### WHAT YOU HAVE TO DO
Find each line with "حساب" and copy it.

### TASK INPUTS
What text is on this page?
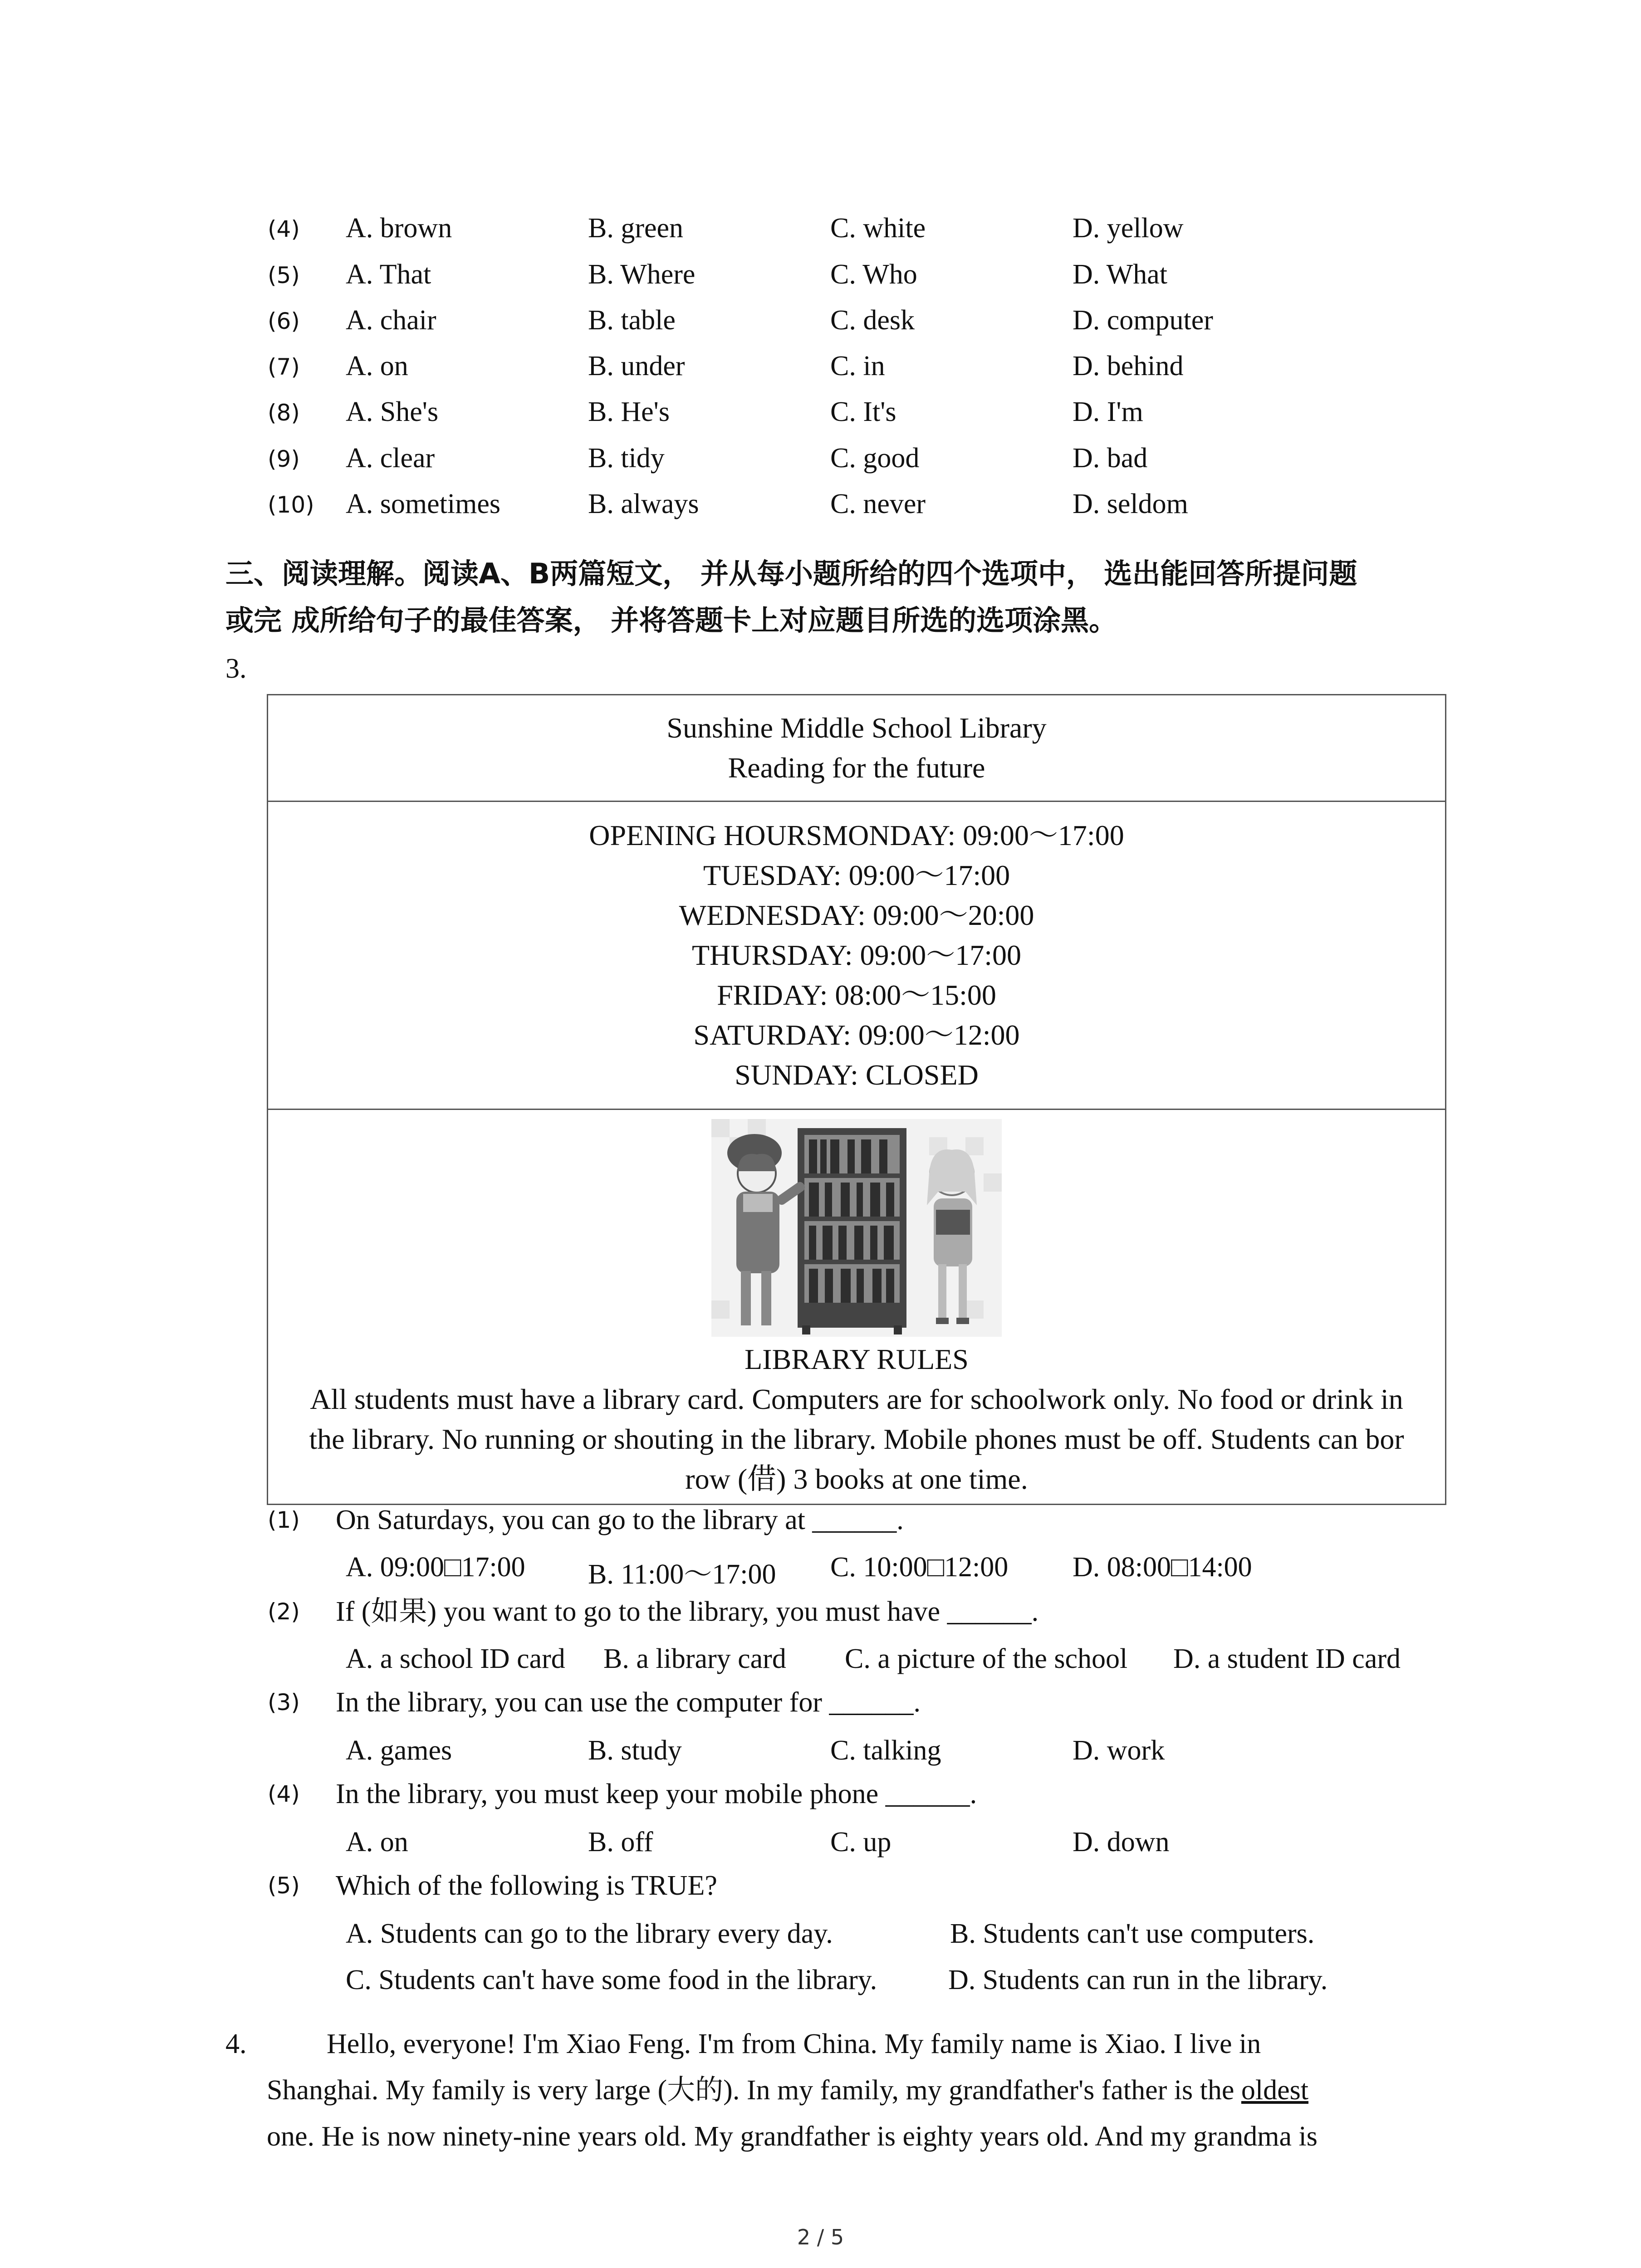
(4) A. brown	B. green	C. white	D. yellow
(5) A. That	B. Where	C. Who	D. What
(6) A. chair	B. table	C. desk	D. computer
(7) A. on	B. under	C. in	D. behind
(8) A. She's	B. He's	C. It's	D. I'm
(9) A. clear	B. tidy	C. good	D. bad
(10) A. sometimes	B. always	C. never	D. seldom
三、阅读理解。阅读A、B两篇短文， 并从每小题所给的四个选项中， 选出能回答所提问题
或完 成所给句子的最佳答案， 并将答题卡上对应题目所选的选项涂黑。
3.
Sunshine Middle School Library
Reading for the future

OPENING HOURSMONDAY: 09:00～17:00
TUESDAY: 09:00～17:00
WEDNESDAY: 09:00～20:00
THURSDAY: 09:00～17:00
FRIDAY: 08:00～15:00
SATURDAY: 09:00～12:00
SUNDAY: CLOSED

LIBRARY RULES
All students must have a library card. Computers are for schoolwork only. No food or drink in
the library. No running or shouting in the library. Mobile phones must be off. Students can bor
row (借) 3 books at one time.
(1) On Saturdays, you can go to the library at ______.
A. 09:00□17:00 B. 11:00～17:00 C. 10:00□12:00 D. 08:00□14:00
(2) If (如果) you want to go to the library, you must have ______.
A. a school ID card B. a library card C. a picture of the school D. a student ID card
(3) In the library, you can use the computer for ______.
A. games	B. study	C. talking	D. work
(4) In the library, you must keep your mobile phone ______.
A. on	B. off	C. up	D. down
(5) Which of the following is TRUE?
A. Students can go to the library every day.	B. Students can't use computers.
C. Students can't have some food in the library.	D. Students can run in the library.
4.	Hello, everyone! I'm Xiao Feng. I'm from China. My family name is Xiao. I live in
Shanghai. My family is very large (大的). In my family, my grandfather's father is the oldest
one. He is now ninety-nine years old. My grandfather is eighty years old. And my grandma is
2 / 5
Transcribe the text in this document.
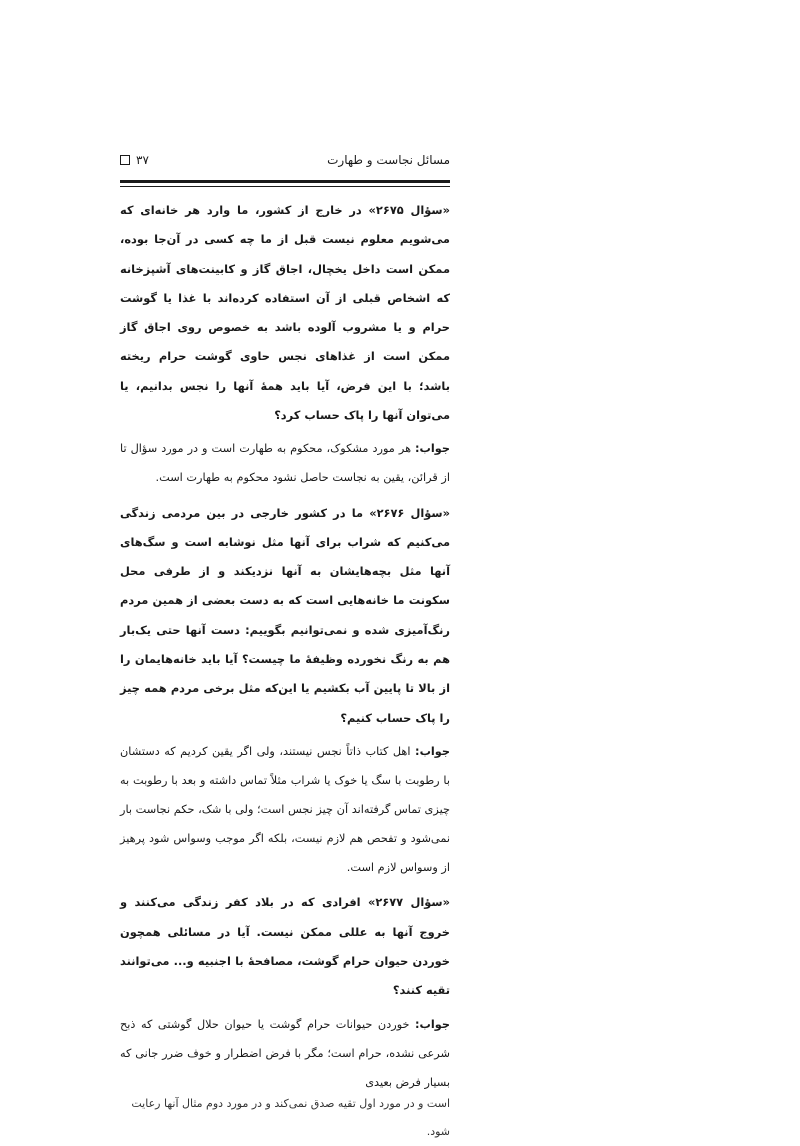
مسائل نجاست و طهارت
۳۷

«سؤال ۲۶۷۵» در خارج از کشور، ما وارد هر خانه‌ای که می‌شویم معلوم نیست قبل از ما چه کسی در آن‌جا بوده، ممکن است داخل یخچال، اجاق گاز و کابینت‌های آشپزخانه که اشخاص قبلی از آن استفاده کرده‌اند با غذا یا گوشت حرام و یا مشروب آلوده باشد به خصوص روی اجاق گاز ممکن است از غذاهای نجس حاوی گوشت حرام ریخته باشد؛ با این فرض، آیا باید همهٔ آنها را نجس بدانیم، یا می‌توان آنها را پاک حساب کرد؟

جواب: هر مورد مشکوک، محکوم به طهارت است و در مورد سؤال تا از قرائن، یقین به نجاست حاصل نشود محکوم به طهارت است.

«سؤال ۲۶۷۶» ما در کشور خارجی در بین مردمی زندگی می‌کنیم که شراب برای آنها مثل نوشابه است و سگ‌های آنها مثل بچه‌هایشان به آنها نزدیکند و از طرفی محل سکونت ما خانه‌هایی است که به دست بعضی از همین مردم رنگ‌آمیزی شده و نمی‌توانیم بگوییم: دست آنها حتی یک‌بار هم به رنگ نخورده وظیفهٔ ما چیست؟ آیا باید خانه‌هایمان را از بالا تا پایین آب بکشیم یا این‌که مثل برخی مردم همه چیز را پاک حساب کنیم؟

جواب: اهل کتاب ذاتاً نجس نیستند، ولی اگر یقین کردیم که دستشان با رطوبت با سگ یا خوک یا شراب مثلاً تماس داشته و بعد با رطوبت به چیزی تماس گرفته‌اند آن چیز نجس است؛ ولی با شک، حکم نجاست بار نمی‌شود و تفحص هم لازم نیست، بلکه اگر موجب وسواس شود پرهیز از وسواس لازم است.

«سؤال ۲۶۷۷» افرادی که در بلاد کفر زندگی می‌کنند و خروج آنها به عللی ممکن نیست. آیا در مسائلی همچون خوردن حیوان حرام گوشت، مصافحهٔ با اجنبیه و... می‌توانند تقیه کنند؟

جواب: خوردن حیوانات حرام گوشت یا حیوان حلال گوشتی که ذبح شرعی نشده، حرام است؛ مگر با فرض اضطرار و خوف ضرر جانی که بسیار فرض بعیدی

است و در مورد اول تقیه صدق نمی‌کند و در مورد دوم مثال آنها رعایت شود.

### TASK RESULT
«سؤال ۲۶۷۵» در خارج از کشور، ما وارد هر خانه‌ای که می‌شویم معلوم نیست قبل از ما چه کسی در آن‌جا بوده، ممکن است داخل یخچال، اجاق گاز و کابینت‌های آشپزخانه که اشخاص قبلی از آن استفاده کرده‌اند با غذا یا گوشت حرام و یا مشروب آلوده باشد به خصوص روی اجاق گاز ممکن است از غذاهای نجس حاوی گوشت حرام ریخته باشد؛ با این فرض، آیا باید همهٔ آنها را نجس بدانیم، یا می‌توان آنها را پاک حساب کرد؟
«سؤال ۲۶۷۶» ما در کشور خارجی در بین مردمی زندگی می‌کنیم که شراب برای آنها مثل نوشابه است و سگ‌های آنها مثل بچه‌هایشان به آنها نزدیکند و از طرفی محل سکونت ما خانه‌هایی است که به دست بعضی از همین مردم رنگ‌آمیزی شده و نمی‌توانیم بگوییم: دست آنها حتی یک‌بار هم به رنگ نخورده وظیفهٔ ما چیست؟ آیا باید خانه‌هایمان را از بالا تا پایین آب بکشیم یا این‌که مثل برخی مردم همه چیز را پاک حساب کنیم؟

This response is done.